* _WHAT YOU WILL DO_
Look through the listing below, and wherever a line has the string "color", copy it.

* _RECORDS TO PROCESS_
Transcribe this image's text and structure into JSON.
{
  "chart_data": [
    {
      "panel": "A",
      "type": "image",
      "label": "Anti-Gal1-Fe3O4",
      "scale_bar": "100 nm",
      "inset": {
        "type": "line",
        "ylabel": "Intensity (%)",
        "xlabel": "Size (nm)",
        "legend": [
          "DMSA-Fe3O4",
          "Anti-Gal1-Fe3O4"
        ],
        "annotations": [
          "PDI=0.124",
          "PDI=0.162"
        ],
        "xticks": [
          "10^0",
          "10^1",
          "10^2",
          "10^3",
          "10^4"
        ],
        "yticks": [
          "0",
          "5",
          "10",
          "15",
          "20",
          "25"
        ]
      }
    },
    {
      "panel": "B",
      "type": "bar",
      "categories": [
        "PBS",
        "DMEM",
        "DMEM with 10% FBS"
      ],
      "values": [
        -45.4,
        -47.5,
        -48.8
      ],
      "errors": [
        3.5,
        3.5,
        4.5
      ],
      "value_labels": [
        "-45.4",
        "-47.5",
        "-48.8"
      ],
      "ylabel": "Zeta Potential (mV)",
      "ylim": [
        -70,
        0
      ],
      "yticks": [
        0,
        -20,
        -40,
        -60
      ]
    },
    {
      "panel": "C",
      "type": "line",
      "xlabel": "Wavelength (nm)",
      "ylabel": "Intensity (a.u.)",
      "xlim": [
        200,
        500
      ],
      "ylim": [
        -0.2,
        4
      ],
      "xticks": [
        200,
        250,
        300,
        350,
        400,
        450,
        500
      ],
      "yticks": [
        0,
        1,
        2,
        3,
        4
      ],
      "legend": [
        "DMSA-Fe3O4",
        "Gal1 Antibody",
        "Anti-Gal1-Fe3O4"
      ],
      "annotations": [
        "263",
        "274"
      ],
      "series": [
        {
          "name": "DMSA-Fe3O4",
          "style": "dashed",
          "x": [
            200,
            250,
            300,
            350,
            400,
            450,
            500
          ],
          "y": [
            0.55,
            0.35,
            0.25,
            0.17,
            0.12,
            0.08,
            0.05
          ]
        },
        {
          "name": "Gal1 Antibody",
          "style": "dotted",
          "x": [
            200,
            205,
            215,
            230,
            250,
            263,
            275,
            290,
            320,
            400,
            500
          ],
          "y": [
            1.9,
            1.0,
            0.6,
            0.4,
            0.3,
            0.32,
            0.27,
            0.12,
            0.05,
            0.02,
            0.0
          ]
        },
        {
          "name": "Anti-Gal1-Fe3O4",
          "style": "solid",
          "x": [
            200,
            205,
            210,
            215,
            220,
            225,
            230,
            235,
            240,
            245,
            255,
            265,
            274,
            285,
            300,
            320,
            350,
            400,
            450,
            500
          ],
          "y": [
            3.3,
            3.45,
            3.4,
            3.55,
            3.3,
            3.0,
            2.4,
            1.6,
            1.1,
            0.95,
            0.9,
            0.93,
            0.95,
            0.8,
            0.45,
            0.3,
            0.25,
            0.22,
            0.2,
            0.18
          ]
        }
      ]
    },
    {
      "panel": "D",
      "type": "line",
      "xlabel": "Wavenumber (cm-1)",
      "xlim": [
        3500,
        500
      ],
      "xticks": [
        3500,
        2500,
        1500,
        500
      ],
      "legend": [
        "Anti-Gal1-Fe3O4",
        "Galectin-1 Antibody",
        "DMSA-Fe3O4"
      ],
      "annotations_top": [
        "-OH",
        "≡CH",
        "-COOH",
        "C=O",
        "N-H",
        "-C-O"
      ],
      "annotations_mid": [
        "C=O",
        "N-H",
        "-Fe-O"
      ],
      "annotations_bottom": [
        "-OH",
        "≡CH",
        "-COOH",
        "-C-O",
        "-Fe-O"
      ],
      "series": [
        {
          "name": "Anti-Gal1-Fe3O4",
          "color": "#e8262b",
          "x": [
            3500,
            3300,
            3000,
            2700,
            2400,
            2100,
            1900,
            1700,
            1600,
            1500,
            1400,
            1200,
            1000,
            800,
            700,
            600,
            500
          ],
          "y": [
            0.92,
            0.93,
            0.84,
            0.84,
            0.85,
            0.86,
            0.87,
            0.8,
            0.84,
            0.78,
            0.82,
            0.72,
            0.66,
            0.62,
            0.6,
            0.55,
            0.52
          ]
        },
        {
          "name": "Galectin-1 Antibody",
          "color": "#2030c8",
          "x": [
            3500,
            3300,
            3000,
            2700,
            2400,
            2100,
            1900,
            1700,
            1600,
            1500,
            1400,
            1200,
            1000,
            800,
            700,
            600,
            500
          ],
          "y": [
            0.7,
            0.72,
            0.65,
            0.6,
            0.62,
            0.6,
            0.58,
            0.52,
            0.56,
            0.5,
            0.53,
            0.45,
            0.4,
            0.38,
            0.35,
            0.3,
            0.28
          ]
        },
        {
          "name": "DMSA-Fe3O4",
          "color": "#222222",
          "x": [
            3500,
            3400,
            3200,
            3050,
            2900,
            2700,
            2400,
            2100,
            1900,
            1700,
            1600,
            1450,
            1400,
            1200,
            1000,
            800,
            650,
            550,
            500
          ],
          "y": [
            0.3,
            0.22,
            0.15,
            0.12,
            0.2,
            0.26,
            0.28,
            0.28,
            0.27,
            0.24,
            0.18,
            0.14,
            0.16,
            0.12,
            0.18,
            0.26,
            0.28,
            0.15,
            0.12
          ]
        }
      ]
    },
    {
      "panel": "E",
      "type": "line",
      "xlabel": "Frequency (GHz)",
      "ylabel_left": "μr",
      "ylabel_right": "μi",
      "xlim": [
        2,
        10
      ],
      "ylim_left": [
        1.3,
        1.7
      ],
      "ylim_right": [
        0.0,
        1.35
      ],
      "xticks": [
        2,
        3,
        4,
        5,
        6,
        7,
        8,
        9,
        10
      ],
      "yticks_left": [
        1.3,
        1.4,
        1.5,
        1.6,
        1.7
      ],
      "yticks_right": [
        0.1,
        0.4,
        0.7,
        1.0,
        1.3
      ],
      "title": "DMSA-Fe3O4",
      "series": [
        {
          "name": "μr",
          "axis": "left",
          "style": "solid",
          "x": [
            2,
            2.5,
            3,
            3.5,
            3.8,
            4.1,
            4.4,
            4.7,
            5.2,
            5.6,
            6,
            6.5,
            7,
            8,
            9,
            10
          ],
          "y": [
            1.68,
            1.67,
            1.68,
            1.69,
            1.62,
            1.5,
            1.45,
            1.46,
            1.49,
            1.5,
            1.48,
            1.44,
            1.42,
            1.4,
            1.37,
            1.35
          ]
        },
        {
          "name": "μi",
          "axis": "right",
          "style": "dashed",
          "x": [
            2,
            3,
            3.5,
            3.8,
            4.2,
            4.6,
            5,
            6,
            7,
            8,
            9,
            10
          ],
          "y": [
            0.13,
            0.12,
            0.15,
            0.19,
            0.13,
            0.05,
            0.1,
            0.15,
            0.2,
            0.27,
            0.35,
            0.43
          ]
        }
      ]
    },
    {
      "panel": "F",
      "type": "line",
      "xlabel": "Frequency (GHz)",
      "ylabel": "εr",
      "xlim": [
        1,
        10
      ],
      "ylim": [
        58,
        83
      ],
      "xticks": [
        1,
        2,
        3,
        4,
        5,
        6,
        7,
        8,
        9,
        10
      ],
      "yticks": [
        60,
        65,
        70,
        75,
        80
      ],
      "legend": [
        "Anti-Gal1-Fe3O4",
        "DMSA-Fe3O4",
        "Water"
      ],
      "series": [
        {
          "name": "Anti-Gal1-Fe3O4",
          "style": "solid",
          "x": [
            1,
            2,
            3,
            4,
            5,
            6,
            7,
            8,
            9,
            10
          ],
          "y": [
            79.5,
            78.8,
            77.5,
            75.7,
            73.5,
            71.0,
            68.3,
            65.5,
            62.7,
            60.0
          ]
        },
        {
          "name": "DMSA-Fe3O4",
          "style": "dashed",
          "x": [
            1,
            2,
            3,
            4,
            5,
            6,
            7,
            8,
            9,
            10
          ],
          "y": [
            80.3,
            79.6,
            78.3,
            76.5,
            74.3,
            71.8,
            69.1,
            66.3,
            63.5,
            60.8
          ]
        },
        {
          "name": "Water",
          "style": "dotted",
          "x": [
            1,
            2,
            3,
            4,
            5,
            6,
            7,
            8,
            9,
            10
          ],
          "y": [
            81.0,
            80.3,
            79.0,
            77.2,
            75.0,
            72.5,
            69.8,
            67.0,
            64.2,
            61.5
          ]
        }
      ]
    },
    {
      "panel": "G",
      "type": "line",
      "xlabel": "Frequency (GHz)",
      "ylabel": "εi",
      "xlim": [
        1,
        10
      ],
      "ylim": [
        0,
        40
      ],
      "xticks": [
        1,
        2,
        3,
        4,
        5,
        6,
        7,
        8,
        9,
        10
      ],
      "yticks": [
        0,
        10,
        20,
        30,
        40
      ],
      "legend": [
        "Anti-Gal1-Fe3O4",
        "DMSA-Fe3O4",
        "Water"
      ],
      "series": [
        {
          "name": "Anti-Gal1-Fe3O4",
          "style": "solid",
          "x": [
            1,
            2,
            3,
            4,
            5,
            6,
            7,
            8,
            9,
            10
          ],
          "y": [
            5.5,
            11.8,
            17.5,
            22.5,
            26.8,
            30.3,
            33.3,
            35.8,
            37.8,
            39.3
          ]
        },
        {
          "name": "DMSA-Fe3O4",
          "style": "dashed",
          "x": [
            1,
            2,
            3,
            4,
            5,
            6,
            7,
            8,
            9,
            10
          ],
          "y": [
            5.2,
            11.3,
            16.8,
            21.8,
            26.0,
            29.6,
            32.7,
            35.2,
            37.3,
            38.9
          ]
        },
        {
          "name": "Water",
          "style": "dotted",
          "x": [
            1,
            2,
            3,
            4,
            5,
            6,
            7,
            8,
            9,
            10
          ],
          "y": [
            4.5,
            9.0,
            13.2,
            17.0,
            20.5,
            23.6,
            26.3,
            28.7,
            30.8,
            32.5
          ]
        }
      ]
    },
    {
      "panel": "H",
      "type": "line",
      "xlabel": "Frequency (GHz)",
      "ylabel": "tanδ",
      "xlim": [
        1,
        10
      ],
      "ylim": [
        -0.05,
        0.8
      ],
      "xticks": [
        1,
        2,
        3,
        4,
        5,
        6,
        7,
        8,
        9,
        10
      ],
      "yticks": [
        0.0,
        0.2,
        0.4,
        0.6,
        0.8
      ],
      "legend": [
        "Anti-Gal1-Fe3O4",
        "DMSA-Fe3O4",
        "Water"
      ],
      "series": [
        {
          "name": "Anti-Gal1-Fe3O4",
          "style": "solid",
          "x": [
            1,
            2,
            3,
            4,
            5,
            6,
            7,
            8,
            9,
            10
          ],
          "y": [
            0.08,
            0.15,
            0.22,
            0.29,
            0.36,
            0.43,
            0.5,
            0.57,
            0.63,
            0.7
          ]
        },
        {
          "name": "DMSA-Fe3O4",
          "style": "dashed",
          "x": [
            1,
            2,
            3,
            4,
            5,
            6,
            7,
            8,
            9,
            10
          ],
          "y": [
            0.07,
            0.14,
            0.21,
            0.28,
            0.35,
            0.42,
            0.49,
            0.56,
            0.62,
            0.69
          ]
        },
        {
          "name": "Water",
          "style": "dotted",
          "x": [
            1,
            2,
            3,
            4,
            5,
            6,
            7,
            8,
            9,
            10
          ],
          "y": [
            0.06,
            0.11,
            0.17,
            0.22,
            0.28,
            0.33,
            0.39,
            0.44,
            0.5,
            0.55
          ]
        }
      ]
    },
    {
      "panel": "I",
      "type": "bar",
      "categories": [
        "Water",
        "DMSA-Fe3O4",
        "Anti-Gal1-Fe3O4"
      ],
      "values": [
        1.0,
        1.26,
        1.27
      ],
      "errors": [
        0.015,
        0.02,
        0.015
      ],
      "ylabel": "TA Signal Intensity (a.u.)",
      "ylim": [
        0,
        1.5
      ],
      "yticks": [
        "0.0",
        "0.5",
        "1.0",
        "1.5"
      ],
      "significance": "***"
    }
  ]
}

* _ANSWER SPACE_
          "color": "#e8262b",
          "color": "#2030c8",
          "color": "#222222",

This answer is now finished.